Rows from a figure dataset
»»

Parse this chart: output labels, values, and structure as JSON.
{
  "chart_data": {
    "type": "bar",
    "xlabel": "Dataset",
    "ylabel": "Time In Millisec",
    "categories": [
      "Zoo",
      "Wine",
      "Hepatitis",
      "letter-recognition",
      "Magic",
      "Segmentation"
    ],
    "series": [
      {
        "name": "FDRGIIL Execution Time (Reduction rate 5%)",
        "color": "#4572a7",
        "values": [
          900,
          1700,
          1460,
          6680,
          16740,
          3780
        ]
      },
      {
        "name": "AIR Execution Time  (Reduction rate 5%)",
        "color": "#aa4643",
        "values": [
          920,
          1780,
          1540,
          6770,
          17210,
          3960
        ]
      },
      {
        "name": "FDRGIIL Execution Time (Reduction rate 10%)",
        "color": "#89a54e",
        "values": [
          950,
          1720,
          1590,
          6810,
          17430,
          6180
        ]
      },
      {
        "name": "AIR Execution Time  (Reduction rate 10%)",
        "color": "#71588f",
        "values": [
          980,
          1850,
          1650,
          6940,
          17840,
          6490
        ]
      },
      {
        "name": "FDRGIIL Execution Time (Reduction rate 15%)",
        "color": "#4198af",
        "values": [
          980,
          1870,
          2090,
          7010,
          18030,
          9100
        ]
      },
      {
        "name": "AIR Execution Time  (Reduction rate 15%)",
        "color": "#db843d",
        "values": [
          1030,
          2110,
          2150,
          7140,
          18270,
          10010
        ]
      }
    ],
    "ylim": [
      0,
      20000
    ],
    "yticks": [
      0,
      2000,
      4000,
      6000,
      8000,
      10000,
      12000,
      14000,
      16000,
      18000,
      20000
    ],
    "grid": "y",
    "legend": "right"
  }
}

««

▶ JOB: Copy each record from above without leaving any out.

▶ FULL RESPONSE:
Parse this chart: output labels, values, and structure as JSON.
{
  "chart_data": {
    "type": "bar",
    "xlabel": "Dataset",
    "ylabel": "Time In Millisec",
    "categories": [
      "Zoo",
      "Wine",
      "Hepatitis",
      "letter-recognition",
      "Magic",
      "Segmentation"
    ],
    "series": [
      {
        "name": "FDRGIIL Execution Time (Reduction rate 5%)",
        "color": "#4572a7",
        "values": [
          900,
          1700,
          1460,
          6680,
          16740,
          3780
        ]
      },
      {
        "name": "AIR Execution Time  (Reduction rate 5%)",
        "color": "#aa4643",
        "values": [
          920,
          1780,
          1540,
          6770,
          17210,
          3960
        ]
      },
      {
        "name": "FDRGIIL Execution Time (Reduction rate 10%)",
        "color": "#89a54e",
        "values": [
          950,
          1720,
          1590,
          6810,
          17430,
          6180
        ]
      },
      {
        "name": "AIR Execution Time  (Reduction rate 10%)",
        "color": "#71588f",
        "values": [
          980,
          1850,
          1650,
          6940,
          17840,
          6490
        ]
      },
      {
        "name": "FDRGIIL Execution Time (Reduction rate 15%)",
        "color": "#4198af",
        "values": [
          980,
          1870,
          2090,
          7010,
          18030,
          9100
        ]
      },
      {
        "name": "AIR Execution Time  (Reduction rate 15%)",
        "color": "#db843d",
        "values": [
          1030,
          2110,
          2150,
          7140,
          18270,
          10010
        ]
      }
    ],
    "ylim": [
      0,
      20000
    ],
    "yticks": [
      0,
      2000,
      4000,
      6000,
      8000,
      10000,
      12000,
      14000,
      16000,
      18000,
      20000
    ],
    "grid": "y",
    "legend": "right"
  }
}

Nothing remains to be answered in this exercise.